Data to process:
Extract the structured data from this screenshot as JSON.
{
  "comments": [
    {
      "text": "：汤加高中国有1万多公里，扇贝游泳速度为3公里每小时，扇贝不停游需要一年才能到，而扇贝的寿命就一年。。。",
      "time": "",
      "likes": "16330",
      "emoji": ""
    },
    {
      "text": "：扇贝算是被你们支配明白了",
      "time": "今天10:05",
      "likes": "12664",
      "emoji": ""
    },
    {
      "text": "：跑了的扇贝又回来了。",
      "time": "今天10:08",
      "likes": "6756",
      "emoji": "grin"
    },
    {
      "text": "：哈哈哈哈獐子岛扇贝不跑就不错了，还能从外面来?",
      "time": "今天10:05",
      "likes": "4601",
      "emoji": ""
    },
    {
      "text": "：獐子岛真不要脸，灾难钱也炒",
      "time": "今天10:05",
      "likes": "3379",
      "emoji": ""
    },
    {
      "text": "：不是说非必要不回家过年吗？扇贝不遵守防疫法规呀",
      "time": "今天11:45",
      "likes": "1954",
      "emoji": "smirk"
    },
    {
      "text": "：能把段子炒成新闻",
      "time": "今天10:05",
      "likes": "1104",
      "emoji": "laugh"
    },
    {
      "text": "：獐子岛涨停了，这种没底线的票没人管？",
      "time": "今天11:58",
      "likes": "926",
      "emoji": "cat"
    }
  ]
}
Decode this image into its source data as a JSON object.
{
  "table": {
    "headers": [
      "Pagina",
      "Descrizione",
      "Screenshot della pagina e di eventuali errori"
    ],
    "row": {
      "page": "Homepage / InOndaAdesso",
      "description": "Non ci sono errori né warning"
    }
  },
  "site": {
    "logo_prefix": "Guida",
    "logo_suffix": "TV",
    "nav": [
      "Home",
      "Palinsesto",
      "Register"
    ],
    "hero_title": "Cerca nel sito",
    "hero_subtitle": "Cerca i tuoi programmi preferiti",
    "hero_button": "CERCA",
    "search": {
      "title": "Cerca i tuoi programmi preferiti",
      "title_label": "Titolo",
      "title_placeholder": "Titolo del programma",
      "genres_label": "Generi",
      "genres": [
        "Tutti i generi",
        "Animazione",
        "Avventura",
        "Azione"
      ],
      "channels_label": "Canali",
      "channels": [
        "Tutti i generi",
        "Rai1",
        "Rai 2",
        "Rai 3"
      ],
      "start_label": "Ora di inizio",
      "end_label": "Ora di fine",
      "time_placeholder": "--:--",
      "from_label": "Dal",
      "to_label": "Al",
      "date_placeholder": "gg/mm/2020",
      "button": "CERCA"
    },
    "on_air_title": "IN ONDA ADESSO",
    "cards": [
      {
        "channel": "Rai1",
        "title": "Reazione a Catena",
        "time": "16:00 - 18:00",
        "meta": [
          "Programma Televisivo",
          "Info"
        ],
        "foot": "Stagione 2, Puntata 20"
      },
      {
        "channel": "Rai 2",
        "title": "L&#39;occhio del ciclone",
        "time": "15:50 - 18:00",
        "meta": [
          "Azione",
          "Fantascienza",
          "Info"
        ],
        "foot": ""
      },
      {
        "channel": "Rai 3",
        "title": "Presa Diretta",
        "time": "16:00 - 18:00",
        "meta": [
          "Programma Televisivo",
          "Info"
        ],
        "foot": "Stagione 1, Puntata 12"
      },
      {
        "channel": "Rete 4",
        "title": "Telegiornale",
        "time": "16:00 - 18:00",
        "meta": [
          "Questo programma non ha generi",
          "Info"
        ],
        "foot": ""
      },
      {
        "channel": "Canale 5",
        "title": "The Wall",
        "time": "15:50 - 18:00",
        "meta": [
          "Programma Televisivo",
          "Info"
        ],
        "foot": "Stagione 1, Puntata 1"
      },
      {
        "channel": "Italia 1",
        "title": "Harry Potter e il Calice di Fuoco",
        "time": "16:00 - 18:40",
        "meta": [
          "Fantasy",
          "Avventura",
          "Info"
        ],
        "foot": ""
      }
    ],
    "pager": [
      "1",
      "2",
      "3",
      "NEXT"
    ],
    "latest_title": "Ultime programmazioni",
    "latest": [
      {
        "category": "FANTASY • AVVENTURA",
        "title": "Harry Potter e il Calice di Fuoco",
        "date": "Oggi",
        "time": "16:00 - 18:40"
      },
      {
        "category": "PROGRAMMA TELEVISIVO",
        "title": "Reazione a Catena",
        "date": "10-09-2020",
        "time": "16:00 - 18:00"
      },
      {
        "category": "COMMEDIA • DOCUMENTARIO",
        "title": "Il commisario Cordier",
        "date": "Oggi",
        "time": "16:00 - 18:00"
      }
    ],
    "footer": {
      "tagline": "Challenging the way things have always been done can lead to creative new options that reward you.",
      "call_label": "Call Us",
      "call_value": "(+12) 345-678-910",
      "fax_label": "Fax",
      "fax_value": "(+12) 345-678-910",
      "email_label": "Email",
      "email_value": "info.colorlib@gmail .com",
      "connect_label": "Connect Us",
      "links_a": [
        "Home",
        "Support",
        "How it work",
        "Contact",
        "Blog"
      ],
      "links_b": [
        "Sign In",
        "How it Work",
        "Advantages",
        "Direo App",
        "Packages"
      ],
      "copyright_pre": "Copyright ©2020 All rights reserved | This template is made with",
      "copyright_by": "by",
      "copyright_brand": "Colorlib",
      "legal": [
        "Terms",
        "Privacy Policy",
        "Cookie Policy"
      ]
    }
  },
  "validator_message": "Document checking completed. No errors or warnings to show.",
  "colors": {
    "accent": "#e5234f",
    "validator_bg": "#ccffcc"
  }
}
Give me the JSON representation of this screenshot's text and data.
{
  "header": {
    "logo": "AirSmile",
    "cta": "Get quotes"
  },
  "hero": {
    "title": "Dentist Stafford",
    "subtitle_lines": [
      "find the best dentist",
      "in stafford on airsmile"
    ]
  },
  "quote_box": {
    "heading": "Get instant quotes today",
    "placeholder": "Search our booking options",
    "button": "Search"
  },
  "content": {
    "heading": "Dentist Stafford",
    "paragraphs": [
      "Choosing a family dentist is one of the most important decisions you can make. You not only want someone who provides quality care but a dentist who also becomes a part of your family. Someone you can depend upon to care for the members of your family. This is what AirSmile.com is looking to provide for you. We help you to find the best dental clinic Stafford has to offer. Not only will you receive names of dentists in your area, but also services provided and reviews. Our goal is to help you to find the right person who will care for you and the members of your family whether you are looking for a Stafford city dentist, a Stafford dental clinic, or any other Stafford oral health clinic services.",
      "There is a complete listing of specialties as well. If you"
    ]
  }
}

Problem to solve: Repeat exactly the lines above from the line that contains "Give me the" through the end. Include both of these ends; leave out everything else.

Output of the exercise:
Give me the JSON representation of this screenshot's text and data.
{
  "header": {
    "logo": "AirSmile",
    "cta": "Get quotes"
  },
  "hero": {
    "title": "Dentist Stafford",
    "subtitle_lines": [
      "find the best dentist",
      "in stafford on airsmile"
    ]
  },
  "quote_box": {
    "heading": "Get instant quotes today",
    "placeholder": "Search our booking options",
    "button": "Search"
  },
  "content": {
    "heading": "Dentist Stafford",
    "paragraphs": [
      "Choosing a family dentist is one of the most important decisions you can make. You not only want someone who provides quality care but a dentist who also becomes a part of your family. Someone you can depend upon to care for the members of your family. This is what AirSmile.com is looking to provide for you. We help you to find the best dental clinic Stafford has to offer. Not only will you receive names of dentists in your area, but also services provided and reviews. Our goal is to help you to find the right person who will care for you and the members of your family whether you are looking for a Stafford city dentist, a Stafford dental clinic, or any other Stafford oral health clinic services.",
      "There is a complete listing of specialties as well. If you"
    ]
  }
}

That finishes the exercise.